(Chart and figure data)
----------------------------------------

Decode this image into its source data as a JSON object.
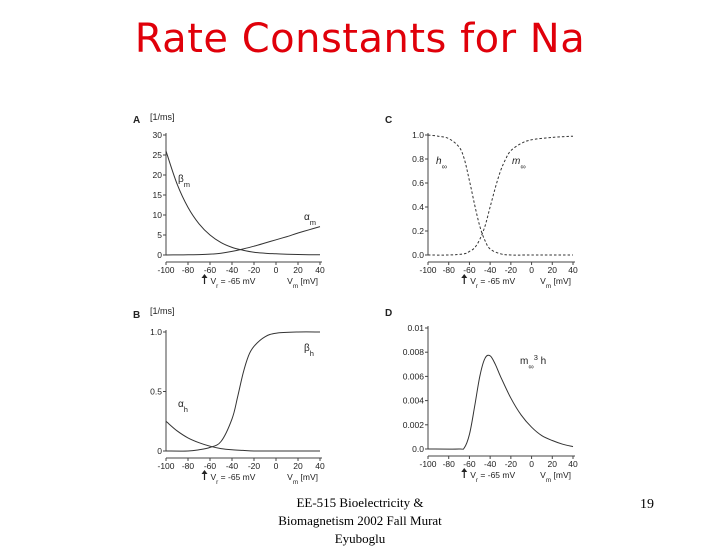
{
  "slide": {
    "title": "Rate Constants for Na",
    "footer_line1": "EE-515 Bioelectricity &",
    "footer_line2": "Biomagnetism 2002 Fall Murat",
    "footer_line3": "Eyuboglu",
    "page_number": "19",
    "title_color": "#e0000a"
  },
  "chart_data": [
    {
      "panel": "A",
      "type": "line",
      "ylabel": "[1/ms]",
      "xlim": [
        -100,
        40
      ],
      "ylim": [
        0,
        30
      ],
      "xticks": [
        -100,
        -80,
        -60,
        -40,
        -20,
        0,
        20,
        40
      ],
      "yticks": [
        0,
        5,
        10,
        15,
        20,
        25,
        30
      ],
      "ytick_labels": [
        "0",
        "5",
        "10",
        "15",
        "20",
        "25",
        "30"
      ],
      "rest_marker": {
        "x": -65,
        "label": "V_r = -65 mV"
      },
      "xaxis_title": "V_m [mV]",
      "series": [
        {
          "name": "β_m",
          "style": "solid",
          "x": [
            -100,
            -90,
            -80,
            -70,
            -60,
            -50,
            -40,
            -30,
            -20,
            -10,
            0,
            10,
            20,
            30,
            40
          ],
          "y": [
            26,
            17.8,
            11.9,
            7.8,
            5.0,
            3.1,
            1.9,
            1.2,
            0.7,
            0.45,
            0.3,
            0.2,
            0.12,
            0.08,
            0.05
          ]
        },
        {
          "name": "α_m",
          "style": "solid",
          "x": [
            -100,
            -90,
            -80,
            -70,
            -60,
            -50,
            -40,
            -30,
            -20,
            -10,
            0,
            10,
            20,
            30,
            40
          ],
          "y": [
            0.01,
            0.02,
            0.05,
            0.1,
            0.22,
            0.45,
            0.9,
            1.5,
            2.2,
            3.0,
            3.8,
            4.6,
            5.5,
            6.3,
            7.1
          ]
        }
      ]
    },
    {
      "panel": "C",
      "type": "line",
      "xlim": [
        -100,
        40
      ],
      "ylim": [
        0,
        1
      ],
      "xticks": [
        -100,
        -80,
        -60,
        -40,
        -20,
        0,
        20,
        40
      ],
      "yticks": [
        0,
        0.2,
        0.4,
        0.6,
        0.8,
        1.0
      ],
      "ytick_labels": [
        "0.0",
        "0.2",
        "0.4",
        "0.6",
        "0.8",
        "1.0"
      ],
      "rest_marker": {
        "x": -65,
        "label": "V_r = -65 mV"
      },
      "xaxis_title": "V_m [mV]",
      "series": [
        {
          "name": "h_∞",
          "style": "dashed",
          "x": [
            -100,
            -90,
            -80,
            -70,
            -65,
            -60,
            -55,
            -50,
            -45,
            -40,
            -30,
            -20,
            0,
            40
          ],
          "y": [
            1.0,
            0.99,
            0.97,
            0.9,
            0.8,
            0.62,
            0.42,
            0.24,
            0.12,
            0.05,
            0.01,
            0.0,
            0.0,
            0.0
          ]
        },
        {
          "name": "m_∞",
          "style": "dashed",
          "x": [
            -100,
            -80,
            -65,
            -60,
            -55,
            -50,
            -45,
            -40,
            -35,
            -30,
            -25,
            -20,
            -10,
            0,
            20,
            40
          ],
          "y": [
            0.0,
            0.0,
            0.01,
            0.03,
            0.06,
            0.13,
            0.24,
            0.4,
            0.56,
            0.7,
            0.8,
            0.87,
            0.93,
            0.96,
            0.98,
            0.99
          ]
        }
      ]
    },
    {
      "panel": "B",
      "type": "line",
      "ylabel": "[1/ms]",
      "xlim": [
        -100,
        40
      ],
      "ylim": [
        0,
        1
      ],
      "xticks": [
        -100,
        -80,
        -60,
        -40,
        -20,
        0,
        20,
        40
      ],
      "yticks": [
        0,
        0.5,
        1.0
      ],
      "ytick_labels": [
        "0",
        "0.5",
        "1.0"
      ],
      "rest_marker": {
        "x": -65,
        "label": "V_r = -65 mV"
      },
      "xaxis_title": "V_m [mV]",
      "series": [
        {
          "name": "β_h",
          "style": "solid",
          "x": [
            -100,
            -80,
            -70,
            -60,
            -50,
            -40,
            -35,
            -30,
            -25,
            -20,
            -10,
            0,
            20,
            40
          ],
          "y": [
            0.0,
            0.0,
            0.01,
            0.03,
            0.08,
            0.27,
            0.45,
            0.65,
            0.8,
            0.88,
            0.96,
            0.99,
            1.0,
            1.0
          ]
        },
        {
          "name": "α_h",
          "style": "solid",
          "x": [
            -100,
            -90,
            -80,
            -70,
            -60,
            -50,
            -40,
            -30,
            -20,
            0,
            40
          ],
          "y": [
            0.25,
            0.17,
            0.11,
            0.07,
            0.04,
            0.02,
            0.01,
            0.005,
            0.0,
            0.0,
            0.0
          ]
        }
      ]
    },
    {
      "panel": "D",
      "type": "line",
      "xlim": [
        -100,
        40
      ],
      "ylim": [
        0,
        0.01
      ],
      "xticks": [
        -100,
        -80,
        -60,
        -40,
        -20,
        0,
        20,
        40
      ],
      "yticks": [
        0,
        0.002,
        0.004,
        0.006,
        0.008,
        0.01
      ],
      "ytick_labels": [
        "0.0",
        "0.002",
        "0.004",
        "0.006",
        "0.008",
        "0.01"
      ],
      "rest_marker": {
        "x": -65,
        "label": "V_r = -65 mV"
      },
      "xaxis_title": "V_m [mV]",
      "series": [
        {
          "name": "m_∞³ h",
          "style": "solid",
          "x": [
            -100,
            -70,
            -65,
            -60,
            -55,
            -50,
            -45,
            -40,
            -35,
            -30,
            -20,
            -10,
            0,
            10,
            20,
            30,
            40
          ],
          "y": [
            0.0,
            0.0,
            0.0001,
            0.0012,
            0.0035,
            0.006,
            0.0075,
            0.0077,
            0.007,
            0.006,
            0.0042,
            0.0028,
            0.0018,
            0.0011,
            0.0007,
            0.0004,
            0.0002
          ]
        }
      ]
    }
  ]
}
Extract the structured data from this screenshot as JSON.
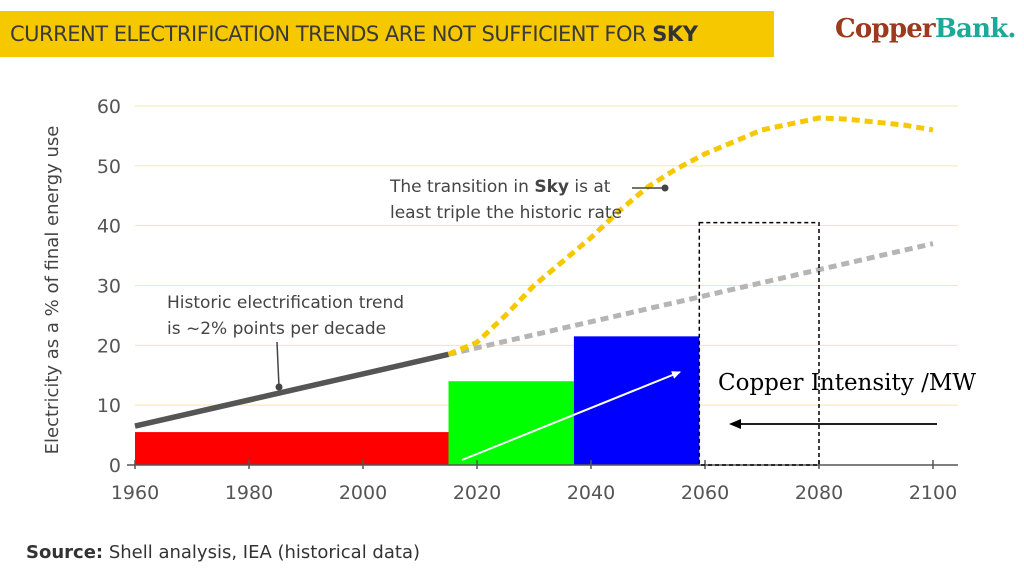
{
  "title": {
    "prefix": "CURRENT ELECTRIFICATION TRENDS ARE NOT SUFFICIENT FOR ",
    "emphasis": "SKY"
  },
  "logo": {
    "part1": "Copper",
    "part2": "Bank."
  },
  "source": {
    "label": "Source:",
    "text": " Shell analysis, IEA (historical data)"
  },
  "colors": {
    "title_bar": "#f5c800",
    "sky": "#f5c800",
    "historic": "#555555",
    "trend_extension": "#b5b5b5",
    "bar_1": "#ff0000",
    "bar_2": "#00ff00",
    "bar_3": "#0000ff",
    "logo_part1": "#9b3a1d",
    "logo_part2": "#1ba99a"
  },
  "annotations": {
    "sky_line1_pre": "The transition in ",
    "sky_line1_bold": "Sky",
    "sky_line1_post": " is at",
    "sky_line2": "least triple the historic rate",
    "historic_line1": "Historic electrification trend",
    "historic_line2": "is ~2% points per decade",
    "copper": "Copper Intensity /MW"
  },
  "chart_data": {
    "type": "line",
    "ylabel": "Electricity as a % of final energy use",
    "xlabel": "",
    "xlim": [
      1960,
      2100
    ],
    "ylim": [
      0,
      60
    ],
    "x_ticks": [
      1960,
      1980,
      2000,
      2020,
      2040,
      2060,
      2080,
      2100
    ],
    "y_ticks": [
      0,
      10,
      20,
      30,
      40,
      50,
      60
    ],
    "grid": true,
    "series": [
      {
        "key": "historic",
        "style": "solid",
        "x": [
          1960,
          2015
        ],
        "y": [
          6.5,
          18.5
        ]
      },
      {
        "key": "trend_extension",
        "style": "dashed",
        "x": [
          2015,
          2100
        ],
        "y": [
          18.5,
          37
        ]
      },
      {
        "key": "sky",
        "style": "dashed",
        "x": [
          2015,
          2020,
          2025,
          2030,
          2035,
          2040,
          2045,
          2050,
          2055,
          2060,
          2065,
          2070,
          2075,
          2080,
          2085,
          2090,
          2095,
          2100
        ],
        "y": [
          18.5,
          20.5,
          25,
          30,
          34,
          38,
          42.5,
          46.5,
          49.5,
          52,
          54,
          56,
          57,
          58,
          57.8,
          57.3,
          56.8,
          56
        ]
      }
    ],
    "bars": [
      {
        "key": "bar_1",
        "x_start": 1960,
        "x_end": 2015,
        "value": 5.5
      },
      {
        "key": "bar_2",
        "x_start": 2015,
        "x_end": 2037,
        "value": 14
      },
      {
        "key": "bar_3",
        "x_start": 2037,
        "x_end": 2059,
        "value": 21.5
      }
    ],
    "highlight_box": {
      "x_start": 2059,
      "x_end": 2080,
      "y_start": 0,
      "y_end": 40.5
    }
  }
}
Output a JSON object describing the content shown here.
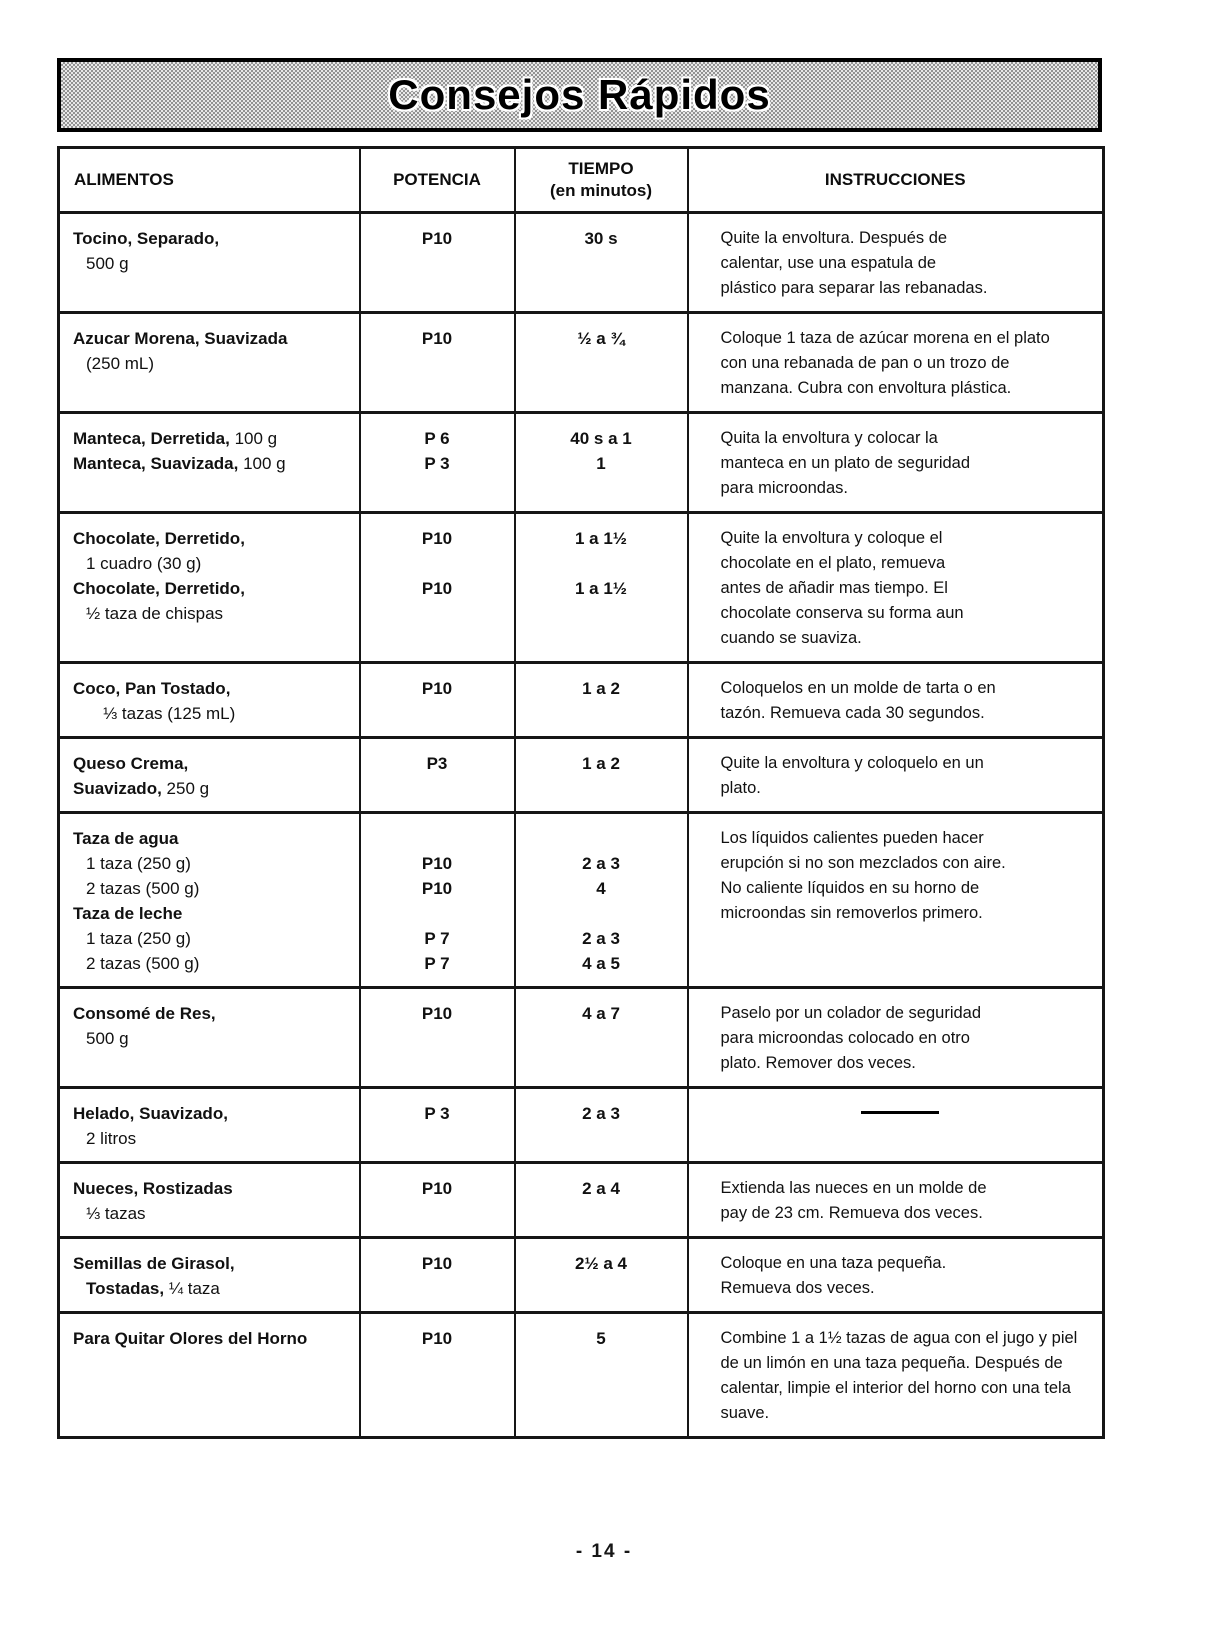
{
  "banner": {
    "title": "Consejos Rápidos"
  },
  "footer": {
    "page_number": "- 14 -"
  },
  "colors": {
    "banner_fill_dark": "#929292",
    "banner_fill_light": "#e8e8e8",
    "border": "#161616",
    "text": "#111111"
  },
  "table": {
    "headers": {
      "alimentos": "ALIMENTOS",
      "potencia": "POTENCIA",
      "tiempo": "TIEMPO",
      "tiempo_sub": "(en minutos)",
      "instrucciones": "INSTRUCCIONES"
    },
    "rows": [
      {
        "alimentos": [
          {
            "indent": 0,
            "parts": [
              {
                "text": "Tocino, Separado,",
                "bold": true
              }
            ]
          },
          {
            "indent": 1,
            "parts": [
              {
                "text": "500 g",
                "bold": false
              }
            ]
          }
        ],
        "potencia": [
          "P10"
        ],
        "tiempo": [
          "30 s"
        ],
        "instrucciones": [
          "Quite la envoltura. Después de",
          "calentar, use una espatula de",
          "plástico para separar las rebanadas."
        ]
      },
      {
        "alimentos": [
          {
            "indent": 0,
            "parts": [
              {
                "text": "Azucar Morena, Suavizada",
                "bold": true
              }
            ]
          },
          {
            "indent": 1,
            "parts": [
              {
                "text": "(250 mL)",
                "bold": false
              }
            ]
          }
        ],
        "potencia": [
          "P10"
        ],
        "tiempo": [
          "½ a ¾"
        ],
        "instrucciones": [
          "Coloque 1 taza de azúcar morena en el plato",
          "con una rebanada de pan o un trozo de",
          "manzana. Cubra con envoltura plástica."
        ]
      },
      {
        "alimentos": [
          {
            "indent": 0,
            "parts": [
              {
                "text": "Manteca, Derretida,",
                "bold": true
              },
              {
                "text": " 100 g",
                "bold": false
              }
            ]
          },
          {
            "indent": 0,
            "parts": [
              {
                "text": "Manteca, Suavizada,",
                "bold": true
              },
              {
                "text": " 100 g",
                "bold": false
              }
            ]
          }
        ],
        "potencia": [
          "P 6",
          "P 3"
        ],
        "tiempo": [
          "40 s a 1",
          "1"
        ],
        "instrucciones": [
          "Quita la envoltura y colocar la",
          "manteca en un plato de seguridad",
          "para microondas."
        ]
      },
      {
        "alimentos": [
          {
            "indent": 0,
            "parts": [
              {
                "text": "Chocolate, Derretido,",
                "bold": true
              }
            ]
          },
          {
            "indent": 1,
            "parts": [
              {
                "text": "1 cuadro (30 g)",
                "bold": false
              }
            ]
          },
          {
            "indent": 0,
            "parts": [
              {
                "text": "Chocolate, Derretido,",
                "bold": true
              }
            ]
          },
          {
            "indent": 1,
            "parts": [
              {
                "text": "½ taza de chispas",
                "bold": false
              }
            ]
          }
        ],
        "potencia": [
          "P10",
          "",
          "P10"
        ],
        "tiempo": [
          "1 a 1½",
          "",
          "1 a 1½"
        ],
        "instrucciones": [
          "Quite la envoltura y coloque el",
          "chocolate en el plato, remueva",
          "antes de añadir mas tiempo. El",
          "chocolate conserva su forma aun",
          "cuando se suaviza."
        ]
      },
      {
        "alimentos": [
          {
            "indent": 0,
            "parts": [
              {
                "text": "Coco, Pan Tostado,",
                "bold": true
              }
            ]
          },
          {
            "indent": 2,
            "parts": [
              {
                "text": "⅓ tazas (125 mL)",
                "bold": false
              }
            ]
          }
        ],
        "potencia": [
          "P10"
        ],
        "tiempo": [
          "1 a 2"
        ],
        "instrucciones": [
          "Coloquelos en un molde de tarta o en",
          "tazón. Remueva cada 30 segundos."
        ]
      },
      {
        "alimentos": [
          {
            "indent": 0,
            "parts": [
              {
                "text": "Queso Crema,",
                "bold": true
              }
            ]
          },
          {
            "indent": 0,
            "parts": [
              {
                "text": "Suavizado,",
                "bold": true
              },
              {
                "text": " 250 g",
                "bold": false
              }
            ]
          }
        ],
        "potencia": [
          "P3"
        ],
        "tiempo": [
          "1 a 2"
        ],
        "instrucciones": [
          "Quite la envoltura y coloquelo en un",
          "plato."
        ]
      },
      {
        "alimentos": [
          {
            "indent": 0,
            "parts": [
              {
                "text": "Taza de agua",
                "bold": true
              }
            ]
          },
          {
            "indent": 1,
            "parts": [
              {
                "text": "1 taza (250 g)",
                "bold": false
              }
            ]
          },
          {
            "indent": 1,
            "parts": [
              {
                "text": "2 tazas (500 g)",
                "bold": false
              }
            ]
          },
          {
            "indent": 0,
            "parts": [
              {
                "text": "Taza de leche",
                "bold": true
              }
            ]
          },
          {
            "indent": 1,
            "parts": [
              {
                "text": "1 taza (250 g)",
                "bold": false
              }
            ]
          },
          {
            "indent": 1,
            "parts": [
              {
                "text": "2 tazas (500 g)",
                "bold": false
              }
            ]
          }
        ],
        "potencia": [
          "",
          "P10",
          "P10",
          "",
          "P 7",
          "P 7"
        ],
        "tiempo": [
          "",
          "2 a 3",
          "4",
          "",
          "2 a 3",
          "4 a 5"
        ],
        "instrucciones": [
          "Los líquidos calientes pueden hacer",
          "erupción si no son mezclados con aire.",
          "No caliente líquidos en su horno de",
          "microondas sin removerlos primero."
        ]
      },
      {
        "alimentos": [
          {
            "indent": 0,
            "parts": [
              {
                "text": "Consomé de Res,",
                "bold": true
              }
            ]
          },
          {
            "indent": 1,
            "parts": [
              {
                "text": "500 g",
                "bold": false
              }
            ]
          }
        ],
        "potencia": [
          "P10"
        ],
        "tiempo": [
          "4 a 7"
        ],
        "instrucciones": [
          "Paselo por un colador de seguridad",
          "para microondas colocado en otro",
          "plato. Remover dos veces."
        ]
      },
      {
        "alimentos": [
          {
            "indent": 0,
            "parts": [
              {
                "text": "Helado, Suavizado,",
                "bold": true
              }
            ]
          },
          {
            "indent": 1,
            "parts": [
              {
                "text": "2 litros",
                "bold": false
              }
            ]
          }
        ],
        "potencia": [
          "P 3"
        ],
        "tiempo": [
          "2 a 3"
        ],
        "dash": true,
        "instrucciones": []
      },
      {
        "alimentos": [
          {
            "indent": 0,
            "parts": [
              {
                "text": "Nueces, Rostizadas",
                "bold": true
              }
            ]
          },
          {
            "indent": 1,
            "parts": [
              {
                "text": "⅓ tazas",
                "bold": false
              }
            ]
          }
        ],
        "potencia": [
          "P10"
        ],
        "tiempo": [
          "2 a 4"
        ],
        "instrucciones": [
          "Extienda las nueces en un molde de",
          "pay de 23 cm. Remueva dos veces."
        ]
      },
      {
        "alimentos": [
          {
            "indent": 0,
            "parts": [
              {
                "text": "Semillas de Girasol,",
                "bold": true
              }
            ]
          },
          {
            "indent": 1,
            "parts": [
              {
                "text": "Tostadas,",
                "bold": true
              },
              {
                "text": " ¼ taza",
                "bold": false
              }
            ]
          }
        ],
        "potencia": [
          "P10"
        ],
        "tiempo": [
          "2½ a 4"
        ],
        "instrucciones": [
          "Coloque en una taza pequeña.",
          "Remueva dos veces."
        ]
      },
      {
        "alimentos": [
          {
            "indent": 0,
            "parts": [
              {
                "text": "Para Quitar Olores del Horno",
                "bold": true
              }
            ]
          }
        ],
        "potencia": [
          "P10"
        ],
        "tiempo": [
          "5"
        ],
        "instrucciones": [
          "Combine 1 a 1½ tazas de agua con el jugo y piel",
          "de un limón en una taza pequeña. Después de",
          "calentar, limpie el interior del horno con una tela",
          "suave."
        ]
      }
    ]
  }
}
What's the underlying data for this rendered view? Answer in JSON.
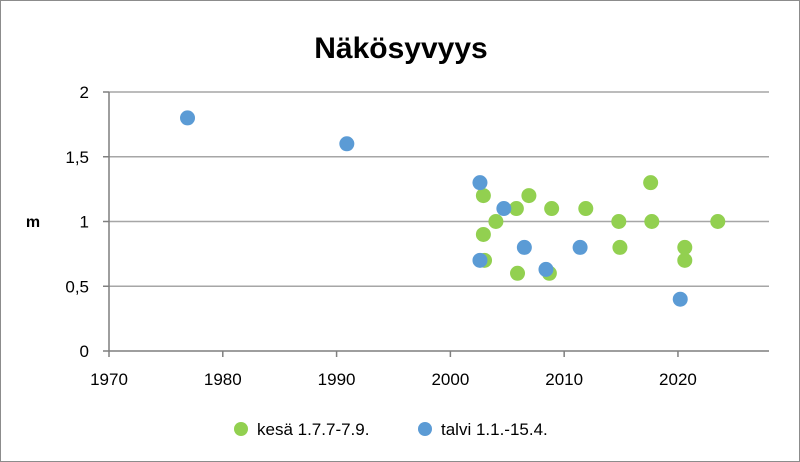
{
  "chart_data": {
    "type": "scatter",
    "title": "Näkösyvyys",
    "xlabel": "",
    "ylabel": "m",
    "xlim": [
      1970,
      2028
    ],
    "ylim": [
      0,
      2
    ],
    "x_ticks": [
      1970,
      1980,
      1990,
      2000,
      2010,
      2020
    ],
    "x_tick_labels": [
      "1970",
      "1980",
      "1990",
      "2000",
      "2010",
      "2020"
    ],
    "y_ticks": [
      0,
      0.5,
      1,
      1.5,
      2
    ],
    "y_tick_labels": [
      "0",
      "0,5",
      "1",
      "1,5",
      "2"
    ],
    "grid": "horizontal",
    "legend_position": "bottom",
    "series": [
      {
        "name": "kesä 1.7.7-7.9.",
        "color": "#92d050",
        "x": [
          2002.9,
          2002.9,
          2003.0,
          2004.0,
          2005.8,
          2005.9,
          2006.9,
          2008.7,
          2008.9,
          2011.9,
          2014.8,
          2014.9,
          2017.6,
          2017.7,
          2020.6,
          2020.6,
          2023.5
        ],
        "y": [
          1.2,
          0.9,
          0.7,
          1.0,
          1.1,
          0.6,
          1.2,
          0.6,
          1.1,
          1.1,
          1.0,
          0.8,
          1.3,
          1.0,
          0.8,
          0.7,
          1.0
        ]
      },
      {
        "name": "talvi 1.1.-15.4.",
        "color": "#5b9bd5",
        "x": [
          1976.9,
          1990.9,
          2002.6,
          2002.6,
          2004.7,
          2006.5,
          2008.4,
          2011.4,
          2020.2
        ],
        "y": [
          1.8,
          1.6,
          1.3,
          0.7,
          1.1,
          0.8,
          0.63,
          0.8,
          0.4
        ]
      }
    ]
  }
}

----------------------------------------

**Task prompt:** Report back each line of the entries that holds the string "Quite".

**Result of the task:**
          "Quite la envoltura. Después de",
          "Quite la envoltura y coloque el",
          "Quite la envoltura y coloquelo en un",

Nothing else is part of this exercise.